The request = For the data below, work out how many lines include the string "short" and report only the number.
>> begin Supplied records
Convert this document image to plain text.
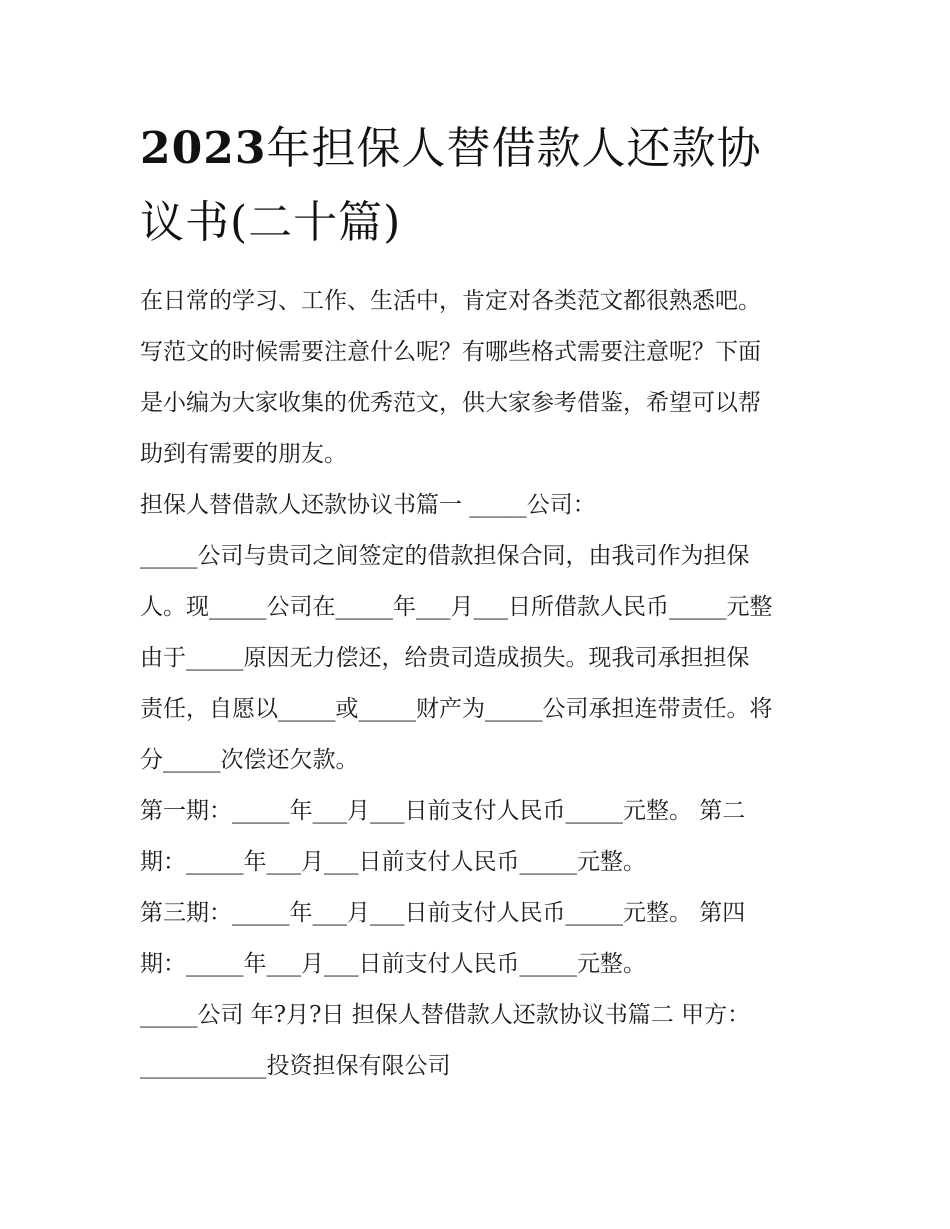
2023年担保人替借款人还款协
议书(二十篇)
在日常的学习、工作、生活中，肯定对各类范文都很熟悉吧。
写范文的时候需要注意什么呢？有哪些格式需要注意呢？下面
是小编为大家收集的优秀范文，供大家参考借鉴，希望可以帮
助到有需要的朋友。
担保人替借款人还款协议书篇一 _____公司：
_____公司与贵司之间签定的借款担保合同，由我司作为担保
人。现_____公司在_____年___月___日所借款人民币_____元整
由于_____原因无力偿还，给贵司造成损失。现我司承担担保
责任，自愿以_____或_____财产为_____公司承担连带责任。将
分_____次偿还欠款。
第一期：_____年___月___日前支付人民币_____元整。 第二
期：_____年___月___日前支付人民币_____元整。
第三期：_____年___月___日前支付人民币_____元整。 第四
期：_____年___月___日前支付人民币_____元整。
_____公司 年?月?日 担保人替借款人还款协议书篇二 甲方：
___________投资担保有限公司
>> end Supplied records
>> begin Supplied records
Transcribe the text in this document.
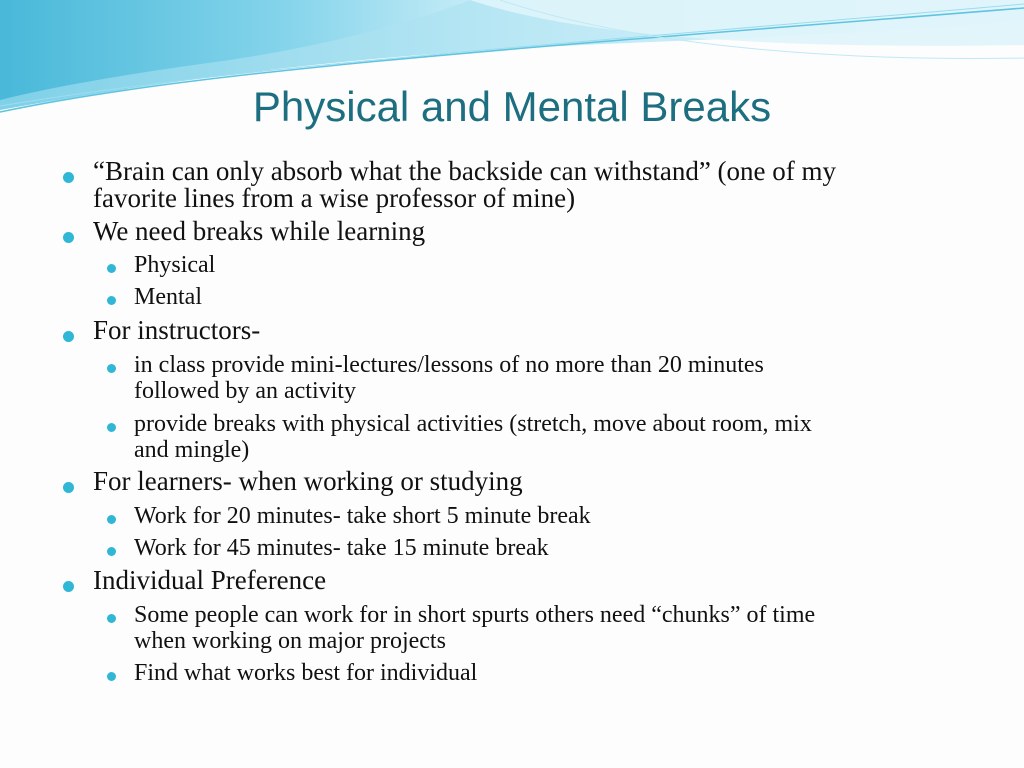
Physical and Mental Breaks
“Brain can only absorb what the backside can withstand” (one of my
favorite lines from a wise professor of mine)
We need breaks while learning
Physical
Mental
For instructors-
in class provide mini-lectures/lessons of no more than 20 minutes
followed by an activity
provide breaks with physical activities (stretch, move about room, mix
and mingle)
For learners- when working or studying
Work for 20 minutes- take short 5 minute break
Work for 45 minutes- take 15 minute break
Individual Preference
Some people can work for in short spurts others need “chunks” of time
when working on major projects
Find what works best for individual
>> end Supplied records
The result = 2